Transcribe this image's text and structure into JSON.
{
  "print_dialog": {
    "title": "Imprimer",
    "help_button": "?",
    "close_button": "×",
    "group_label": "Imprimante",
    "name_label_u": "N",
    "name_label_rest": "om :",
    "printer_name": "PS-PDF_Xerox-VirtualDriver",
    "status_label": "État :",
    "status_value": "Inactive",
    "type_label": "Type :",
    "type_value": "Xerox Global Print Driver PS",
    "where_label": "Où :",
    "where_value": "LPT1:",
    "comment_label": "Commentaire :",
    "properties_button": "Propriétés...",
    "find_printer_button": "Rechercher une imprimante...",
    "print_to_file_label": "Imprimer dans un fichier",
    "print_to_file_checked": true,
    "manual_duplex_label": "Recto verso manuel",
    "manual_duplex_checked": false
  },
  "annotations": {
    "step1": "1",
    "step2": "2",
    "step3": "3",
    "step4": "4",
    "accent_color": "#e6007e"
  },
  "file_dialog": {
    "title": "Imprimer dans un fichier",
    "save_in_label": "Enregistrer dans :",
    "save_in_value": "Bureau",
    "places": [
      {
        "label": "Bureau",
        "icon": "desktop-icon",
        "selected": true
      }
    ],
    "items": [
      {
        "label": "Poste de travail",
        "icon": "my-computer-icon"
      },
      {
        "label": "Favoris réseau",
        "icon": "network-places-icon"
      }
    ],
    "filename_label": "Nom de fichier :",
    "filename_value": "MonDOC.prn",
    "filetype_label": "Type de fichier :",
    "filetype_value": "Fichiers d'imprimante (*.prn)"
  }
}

********

### SET PROBLEM
Quote the data in full, keeping each word unchanged.

### RESULT BELOW
Transcribe this image's text and structure into JSON.
{
  "print_dialog": {
    "title": "Imprimer",
    "help_button": "?",
    "close_button": "×",
    "group_label": "Imprimante",
    "name_label_u": "N",
    "name_label_rest": "om :",
    "printer_name": "PS-PDF_Xerox-VirtualDriver",
    "status_label": "État :",
    "status_value": "Inactive",
    "type_label": "Type :",
    "type_value": "Xerox Global Print Driver PS",
    "where_label": "Où :",
    "where_value": "LPT1:",
    "comment_label": "Commentaire :",
    "properties_button": "Propriétés...",
    "find_printer_button": "Rechercher une imprimante...",
    "print_to_file_label": "Imprimer dans un fichier",
    "print_to_file_checked": true,
    "manual_duplex_label": "Recto verso manuel",
    "manual_duplex_checked": false
  },
  "annotations": {
    "step1": "1",
    "step2": "2",
    "step3": "3",
    "step4": "4",
    "accent_color": "#e6007e"
  },
  "file_dialog": {
    "title": "Imprimer dans un fichier",
    "save_in_label": "Enregistrer dans :",
    "save_in_value": "Bureau",
    "places": [
      {
        "label": "Bureau",
        "icon": "desktop-icon",
        "selected": true
      }
    ],
    "items": [
      {
        "label": "Poste de travail",
        "icon": "my-computer-icon"
      },
      {
        "label": "Favoris réseau",
        "icon": "network-places-icon"
      }
    ],
    "filename_label": "Nom de fichier :",
    "filename_value": "MonDOC.prn",
    "filetype_label": "Type de fichier :",
    "filetype_value": "Fichiers d'imprimante (*.prn)"
  }
}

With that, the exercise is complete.